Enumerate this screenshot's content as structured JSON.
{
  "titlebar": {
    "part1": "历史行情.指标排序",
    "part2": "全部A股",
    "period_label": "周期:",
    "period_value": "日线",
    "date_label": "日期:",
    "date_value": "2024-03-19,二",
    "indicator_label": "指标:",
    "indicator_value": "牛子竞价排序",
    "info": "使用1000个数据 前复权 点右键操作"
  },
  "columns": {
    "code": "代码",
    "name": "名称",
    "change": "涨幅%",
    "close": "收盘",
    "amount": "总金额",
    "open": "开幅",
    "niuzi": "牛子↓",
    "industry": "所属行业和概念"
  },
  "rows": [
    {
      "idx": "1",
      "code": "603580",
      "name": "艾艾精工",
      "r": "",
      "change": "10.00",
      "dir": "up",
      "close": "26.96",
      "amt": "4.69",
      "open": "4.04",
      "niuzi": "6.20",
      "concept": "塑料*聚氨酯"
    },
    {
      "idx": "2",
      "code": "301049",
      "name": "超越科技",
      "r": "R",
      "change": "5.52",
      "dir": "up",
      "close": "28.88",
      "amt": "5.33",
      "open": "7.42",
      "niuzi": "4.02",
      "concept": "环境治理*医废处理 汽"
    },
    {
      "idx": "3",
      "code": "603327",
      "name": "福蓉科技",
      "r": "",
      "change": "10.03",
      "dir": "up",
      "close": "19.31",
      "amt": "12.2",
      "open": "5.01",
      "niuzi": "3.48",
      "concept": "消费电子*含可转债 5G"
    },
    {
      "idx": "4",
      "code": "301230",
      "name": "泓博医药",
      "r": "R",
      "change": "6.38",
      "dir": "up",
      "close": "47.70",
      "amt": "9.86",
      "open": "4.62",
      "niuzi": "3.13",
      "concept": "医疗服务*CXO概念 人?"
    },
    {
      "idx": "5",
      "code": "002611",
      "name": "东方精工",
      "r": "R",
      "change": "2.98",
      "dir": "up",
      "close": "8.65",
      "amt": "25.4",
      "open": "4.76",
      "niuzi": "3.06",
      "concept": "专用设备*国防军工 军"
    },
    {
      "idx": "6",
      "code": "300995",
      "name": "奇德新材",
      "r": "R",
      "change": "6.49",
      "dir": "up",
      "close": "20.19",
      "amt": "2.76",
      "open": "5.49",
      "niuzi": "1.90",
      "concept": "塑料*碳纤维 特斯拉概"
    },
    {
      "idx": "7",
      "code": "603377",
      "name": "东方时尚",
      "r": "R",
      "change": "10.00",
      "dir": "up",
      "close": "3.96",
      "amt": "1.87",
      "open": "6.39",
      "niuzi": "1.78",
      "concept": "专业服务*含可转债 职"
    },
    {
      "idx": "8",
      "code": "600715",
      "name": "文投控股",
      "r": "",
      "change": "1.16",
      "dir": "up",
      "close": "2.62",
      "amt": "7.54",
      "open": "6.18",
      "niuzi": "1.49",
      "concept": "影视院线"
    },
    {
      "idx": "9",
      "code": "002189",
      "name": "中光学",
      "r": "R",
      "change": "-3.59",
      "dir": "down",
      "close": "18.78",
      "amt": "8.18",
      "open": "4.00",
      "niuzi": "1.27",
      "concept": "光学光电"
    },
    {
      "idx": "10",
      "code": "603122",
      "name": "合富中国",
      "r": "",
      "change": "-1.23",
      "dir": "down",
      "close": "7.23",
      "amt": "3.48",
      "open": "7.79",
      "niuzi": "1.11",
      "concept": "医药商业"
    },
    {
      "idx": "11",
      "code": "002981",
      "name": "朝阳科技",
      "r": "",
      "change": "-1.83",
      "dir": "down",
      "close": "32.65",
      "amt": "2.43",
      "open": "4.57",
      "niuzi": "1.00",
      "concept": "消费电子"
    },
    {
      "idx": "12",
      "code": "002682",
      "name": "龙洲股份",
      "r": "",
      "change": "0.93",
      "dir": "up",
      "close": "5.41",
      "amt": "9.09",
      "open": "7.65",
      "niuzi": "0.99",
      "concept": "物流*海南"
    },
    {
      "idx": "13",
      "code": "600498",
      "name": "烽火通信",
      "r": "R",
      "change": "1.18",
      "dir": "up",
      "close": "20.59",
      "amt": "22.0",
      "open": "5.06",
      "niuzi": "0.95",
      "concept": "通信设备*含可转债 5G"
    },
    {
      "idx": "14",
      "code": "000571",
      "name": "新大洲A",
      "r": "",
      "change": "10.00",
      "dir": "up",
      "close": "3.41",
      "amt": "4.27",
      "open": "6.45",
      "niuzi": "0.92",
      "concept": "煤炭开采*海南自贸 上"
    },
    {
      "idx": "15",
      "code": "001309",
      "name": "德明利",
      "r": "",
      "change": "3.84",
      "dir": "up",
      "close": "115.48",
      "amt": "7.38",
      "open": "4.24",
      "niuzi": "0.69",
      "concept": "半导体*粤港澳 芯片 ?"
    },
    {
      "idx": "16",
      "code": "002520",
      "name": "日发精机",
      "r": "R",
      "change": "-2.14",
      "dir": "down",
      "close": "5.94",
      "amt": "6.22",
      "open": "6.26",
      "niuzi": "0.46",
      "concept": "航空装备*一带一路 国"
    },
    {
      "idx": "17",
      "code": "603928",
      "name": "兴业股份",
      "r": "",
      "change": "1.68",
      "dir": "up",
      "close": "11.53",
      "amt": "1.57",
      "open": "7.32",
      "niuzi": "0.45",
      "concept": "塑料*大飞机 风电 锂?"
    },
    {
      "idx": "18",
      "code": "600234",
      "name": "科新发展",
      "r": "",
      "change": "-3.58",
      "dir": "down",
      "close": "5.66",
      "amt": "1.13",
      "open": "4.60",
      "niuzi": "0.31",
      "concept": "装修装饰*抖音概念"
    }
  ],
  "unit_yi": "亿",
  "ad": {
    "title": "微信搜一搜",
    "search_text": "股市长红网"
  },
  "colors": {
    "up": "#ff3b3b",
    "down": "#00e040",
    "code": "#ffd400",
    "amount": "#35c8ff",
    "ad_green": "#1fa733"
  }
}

- AIM OF THE TASK -
Copy out each record exactly as given, omitting none.

- WORKED SOLUTION -
Enumerate this screenshot's content as structured JSON.
{
  "titlebar": {
    "part1": "历史行情.指标排序",
    "part2": "全部A股",
    "period_label": "周期:",
    "period_value": "日线",
    "date_label": "日期:",
    "date_value": "2024-03-19,二",
    "indicator_label": "指标:",
    "indicator_value": "牛子竞价排序",
    "info": "使用1000个数据 前复权 点右键操作"
  },
  "columns": {
    "code": "代码",
    "name": "名称",
    "change": "涨幅%",
    "close": "收盘",
    "amount": "总金额",
    "open": "开幅",
    "niuzi": "牛子↓",
    "industry": "所属行业和概念"
  },
  "rows": [
    {
      "idx": "1",
      "code": "603580",
      "name": "艾艾精工",
      "r": "",
      "change": "10.00",
      "dir": "up",
      "close": "26.96",
      "amt": "4.69",
      "open": "4.04",
      "niuzi": "6.20",
      "concept": "塑料*聚氨酯"
    },
    {
      "idx": "2",
      "code": "301049",
      "name": "超越科技",
      "r": "R",
      "change": "5.52",
      "dir": "up",
      "close": "28.88",
      "amt": "5.33",
      "open": "7.42",
      "niuzi": "4.02",
      "concept": "环境治理*医废处理 汽"
    },
    {
      "idx": "3",
      "code": "603327",
      "name": "福蓉科技",
      "r": "",
      "change": "10.03",
      "dir": "up",
      "close": "19.31",
      "amt": "12.2",
      "open": "5.01",
      "niuzi": "3.48",
      "concept": "消费电子*含可转债 5G"
    },
    {
      "idx": "4",
      "code": "301230",
      "name": "泓博医药",
      "r": "R",
      "change": "6.38",
      "dir": "up",
      "close": "47.70",
      "amt": "9.86",
      "open": "4.62",
      "niuzi": "3.13",
      "concept": "医疗服务*CXO概念 人?"
    },
    {
      "idx": "5",
      "code": "002611",
      "name": "东方精工",
      "r": "R",
      "change": "2.98",
      "dir": "up",
      "close": "8.65",
      "amt": "25.4",
      "open": "4.76",
      "niuzi": "3.06",
      "concept": "专用设备*国防军工 军"
    },
    {
      "idx": "6",
      "code": "300995",
      "name": "奇德新材",
      "r": "R",
      "change": "6.49",
      "dir": "up",
      "close": "20.19",
      "amt": "2.76",
      "open": "5.49",
      "niuzi": "1.90",
      "concept": "塑料*碳纤维 特斯拉概"
    },
    {
      "idx": "7",
      "code": "603377",
      "name": "东方时尚",
      "r": "R",
      "change": "10.00",
      "dir": "up",
      "close": "3.96",
      "amt": "1.87",
      "open": "6.39",
      "niuzi": "1.78",
      "concept": "专业服务*含可转债 职"
    },
    {
      "idx": "8",
      "code": "600715",
      "name": "文投控股",
      "r": "",
      "change": "1.16",
      "dir": "up",
      "close": "2.62",
      "amt": "7.54",
      "open": "6.18",
      "niuzi": "1.49",
      "concept": "影视院线"
    },
    {
      "idx": "9",
      "code": "002189",
      "name": "中光学",
      "r": "R",
      "change": "-3.59",
      "dir": "down",
      "close": "18.78",
      "amt": "8.18",
      "open": "4.00",
      "niuzi": "1.27",
      "concept": "光学光电"
    },
    {
      "idx": "10",
      "code": "603122",
      "name": "合富中国",
      "r": "",
      "change": "-1.23",
      "dir": "down",
      "close": "7.23",
      "amt": "3.48",
      "open": "7.79",
      "niuzi": "1.11",
      "concept": "医药商业"
    },
    {
      "idx": "11",
      "code": "002981",
      "name": "朝阳科技",
      "r": "",
      "change": "-1.83",
      "dir": "down",
      "close": "32.65",
      "amt": "2.43",
      "open": "4.57",
      "niuzi": "1.00",
      "concept": "消费电子"
    },
    {
      "idx": "12",
      "code": "002682",
      "name": "龙洲股份",
      "r": "",
      "change": "0.93",
      "dir": "up",
      "close": "5.41",
      "amt": "9.09",
      "open": "7.65",
      "niuzi": "0.99",
      "concept": "物流*海南"
    },
    {
      "idx": "13",
      "code": "600498",
      "name": "烽火通信",
      "r": "R",
      "change": "1.18",
      "dir": "up",
      "close": "20.59",
      "amt": "22.0",
      "open": "5.06",
      "niuzi": "0.95",
      "concept": "通信设备*含可转债 5G"
    },
    {
      "idx": "14",
      "code": "000571",
      "name": "新大洲A",
      "r": "",
      "change": "10.00",
      "dir": "up",
      "close": "3.41",
      "amt": "4.27",
      "open": "6.45",
      "niuzi": "0.92",
      "concept": "煤炭开采*海南自贸 上"
    },
    {
      "idx": "15",
      "code": "001309",
      "name": "德明利",
      "r": "",
      "change": "3.84",
      "dir": "up",
      "close": "115.48",
      "amt": "7.38",
      "open": "4.24",
      "niuzi": "0.69",
      "concept": "半导体*粤港澳 芯片 ?"
    },
    {
      "idx": "16",
      "code": "002520",
      "name": "日发精机",
      "r": "R",
      "change": "-2.14",
      "dir": "down",
      "close": "5.94",
      "amt": "6.22",
      "open": "6.26",
      "niuzi": "0.46",
      "concept": "航空装备*一带一路 国"
    },
    {
      "idx": "17",
      "code": "603928",
      "name": "兴业股份",
      "r": "",
      "change": "1.68",
      "dir": "up",
      "close": "11.53",
      "amt": "1.57",
      "open": "7.32",
      "niuzi": "0.45",
      "concept": "塑料*大飞机 风电 锂?"
    },
    {
      "idx": "18",
      "code": "600234",
      "name": "科新发展",
      "r": "",
      "change": "-3.58",
      "dir": "down",
      "close": "5.66",
      "amt": "1.13",
      "open": "4.60",
      "niuzi": "0.31",
      "concept": "装修装饰*抖音概念"
    }
  ],
  "unit_yi": "亿",
  "ad": {
    "title": "微信搜一搜",
    "search_text": "股市长红网"
  },
  "colors": {
    "up": "#ff3b3b",
    "down": "#00e040",
    "code": "#ffd400",
    "amount": "#35c8ff",
    "ad_green": "#1fa733"
  }
}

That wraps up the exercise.